Without the pictures, give the entries below again exactly as written.

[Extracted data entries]
----------------

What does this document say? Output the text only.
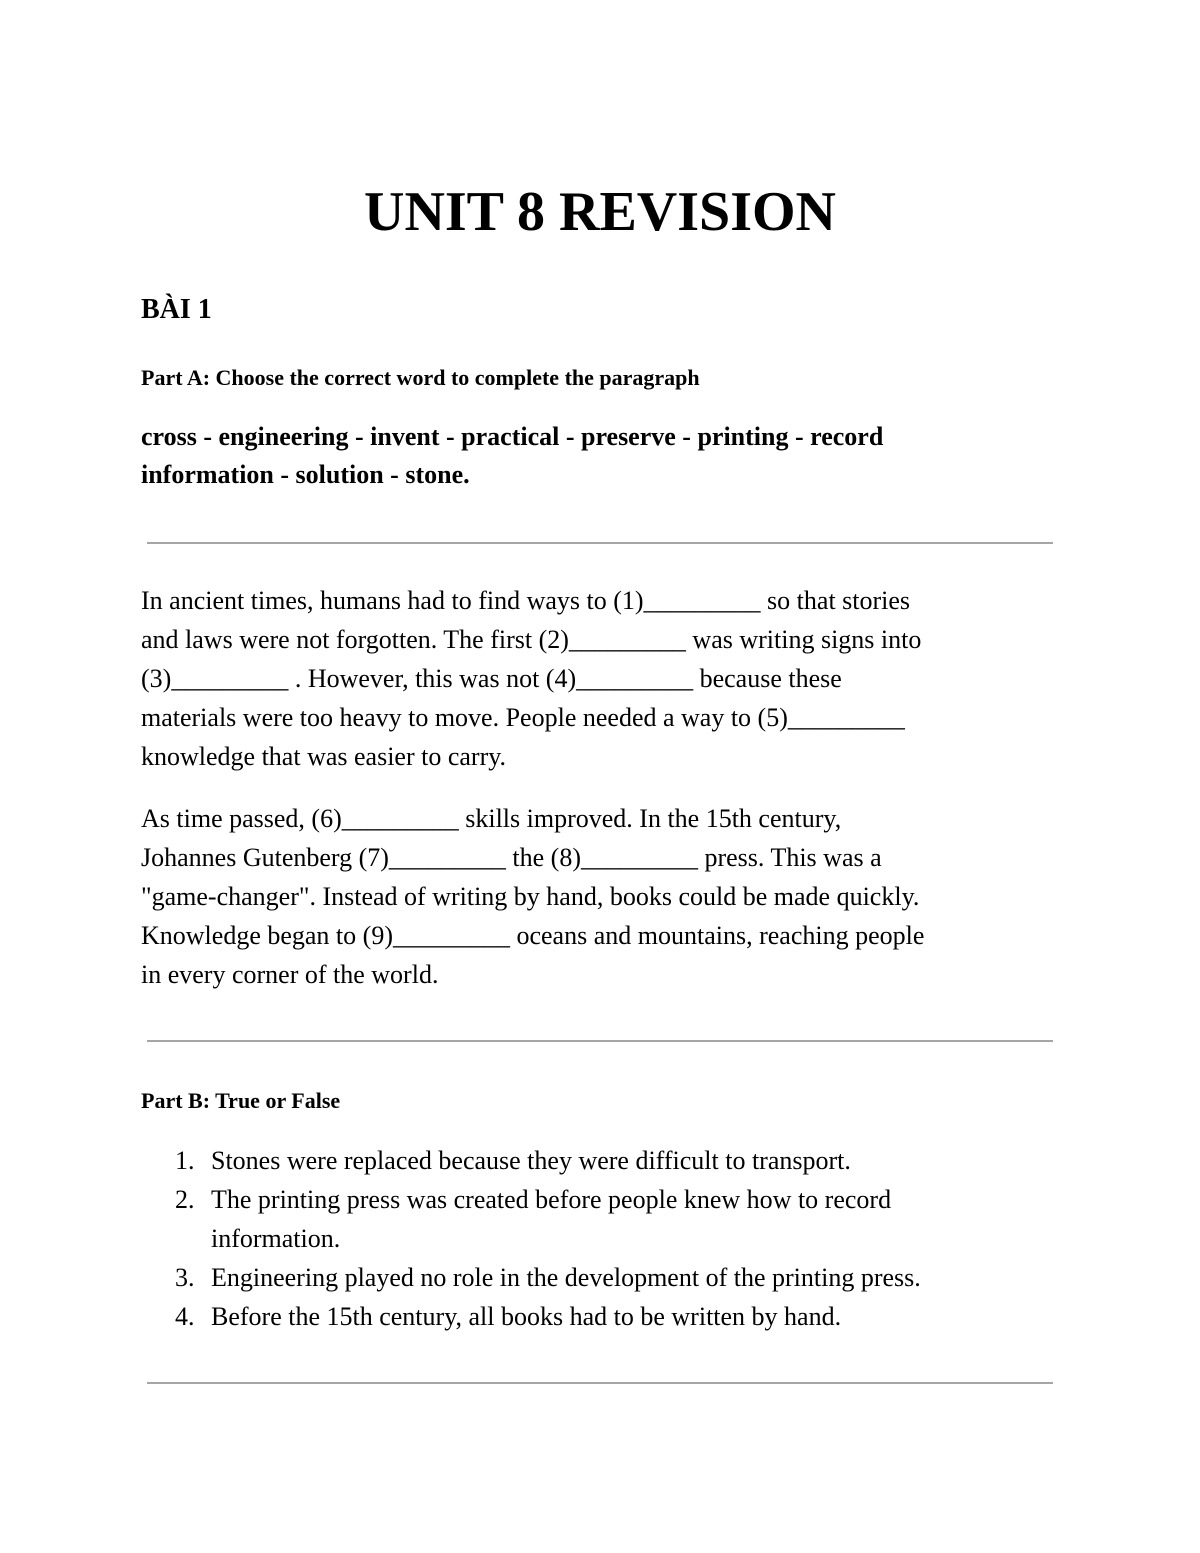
UNIT 8 REVISION
BÀI 1

Part A: Choose the correct word to complete the paragraph

cross - engineering - invent - practical - preserve - printing - record
information - solution - stone.

In ancient times, humans had to find ways to (1)_________ so that stories
and laws were not forgotten. The first (2)_________ was writing signs into
(3)_________ . However, this was not (4)_________ because these
materials were too heavy to move. People needed a way to (5)_________
knowledge that was easier to carry.

As time passed, (6)_________ skills improved. In the 15th century,
Johannes Gutenberg (7)_________ the (8)_________ press. This was a
"game-changer". Instead of writing by hand, books could be made quickly.
Knowledge began to (9)_________ oceans and mountains, reaching people
in every corner of the world.

Part B: True or False

1. Stones were replaced because they were difficult to transport.
2. The printing press was created before people knew how to record
information.
3. Engineering played no role in the development of the printing press.
4. Before the 15th century, all books had to be written by hand.
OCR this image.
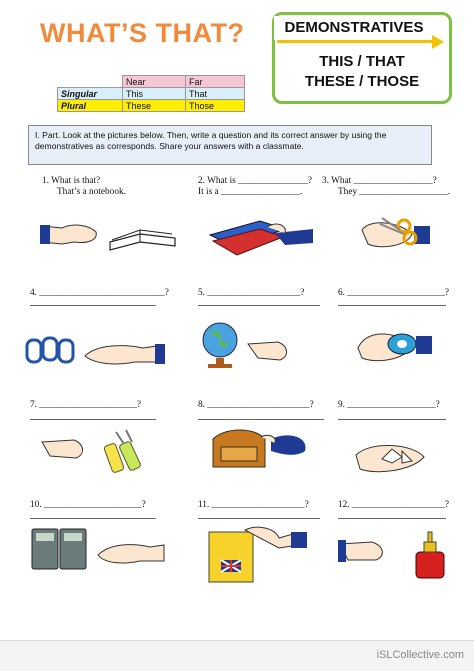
WHAT’S THAT?	DEMONSTRATIVES
THIS / THAT
THESE / THOSE
	Near	Far
Singular	This	That
Plural	These	Those
I. Part. Look at the pictures below. Then, write a question and its correct answer by using the demonstratives as corresponds. Share your answers with a classmate.
1. What is that?
That’s a notebook.
2. What is _______________?
It is a _________________.
3. What _________________?
They ___________________.
4. ___________________________?	5. ____________________?	6. _____________________?
7. _____________________?	8. ______________________?	9. ___________________?
10. _____________________?	11. ____________________?	12. ____________________?
iSLCollective.com
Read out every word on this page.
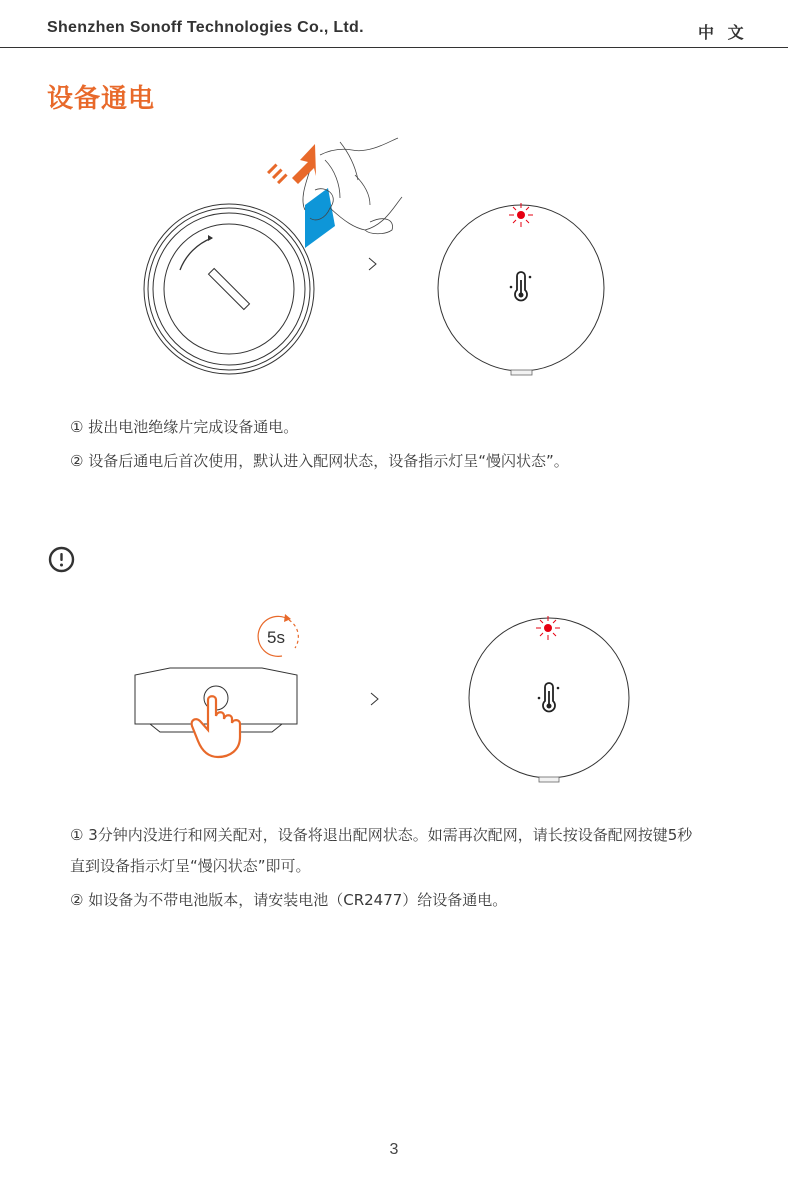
Shenzhen Sonoff Technologies Co., Ltd.	中 文
设备通电
① 拔出电池绝缘片完成设备通电。
② 设备后通电后首次使用，默认进入配网状态，设备指示灯呈“慢闪状态”。
5s
① 3分钟内没进行和网关配对，设备将退出配网状态。如需再次配网，请长按设备配网按键5秒
直到设备指示灯呈“慢闪状态”即可。
② 如设备为不带电池版本，请安装电池（CR2477）给设备通电。
3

----------------

:: CORRECT RESPONSE ::
What does this document say? Output the text only.
UNIT 8 REVISION
BÀI 1

Part A: Choose the correct word to complete the paragraph

cross - engineering - invent - practical - preserve - printing - record
information - solution - stone.

In ancient times, humans had to find ways to (1)_________ so that stories
and laws were not forgotten. The first (2)_________ was writing signs into
(3)_________ . However, this was not (4)_________ because these
materials were too heavy to move. People needed a way to (5)_________
knowledge that was easier to carry.

As time passed, (6)_________ skills improved. In the 15th century,
Johannes Gutenberg (7)_________ the (8)_________ press. This was a
"game-changer". Instead of writing by hand, books could be made quickly.
Knowledge began to (9)_________ oceans and mountains, reaching people
in every corner of the world.

Part B: True or False

1. Stones were replaced because they were difficult to transport.
2. The printing press was created before people knew how to record
information.
3. Engineering played no role in the development of the printing press.
4. Before the 15th century, all books had to be written by hand.
OCR this image.
WHAT’S THAT?	DEMONSTRATIVES
THIS / THAT
THESE / THOSE
	Near	Far
Singular	This	That
Plural	These	Those
I. Part. Look at the pictures below. Then, write a question and its correct answer by using the demonstratives as corresponds. Share your answers with a classmate.
1. What is that?
That’s a notebook.
2. What is _______________?
It is a _________________.
3. What _________________?
They ___________________.
4. ___________________________?	5. ____________________?	6. _____________________?
7. _____________________?	8. ______________________?	9. ___________________?
10. _____________________?	11. ____________________?	12. ____________________?
iSLCollective.com
Read out every word on this page.
Shenzhen Sonoff Technologies Co., Ltd.	中 文
设备通电
① 拔出电池绝缘片完成设备通电。
② 设备后通电后首次使用，默认进入配网状态，设备指示灯呈“慢闪状态”。
5s
① 3分钟内没进行和网关配对，设备将退出配网状态。如需再次配网，请长按设备配网按键5秒
直到设备指示灯呈“慢闪状态”即可。
② 如设备为不带电池版本，请安装电池（CR2477）给设备通电。
3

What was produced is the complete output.